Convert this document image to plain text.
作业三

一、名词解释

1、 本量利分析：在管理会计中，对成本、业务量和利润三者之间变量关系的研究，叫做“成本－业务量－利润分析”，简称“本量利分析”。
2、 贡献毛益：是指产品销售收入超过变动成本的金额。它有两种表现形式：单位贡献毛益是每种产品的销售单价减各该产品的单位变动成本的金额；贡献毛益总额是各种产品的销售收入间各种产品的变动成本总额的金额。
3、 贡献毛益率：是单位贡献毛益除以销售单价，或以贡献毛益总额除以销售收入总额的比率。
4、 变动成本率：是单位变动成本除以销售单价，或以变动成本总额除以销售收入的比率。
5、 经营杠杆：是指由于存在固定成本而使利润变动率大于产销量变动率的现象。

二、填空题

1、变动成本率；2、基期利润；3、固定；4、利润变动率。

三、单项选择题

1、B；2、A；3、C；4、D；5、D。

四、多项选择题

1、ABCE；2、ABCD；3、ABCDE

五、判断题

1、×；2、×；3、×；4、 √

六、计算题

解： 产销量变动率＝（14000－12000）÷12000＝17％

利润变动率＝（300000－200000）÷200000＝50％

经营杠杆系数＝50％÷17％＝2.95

--------------------------------

_INSTRUCTIONS FOR THE TASK:_ Quote each line of the listing above exactly.

_CORRECT RESPONSE:_
Convert this document image to plain text.
作业三

一、名词解释

1、 本量利分析：在管理会计中，对成本、业务量和利润三者之间变量关系的研究，叫做“成本－业务量－利润分析”，简称“本量利分析”。
2、 贡献毛益：是指产品销售收入超过变动成本的金额。它有两种表现形式：单位贡献毛益是每种产品的销售单价减各该产品的单位变动成本的金额；贡献毛益总额是各种产品的销售收入间各种产品的变动成本总额的金额。
3、 贡献毛益率：是单位贡献毛益除以销售单价，或以贡献毛益总额除以销售收入总额的比率。
4、 变动成本率：是单位变动成本除以销售单价，或以变动成本总额除以销售收入的比率。
5、 经营杠杆：是指由于存在固定成本而使利润变动率大于产销量变动率的现象。

二、填空题

1、变动成本率；2、基期利润；3、固定；4、利润变动率。

三、单项选择题

1、B；2、A；3、C；4、D；5、D。

四、多项选择题

1、ABCE；2、ABCD；3、ABCDE

五、判断题

1、×；2、×；3、×；4、 √

六、计算题

解： 产销量变动率＝（14000－12000）÷12000＝17％

利润变动率＝（300000－200000）÷200000＝50％

经营杠杆系数＝50％÷17％＝2.95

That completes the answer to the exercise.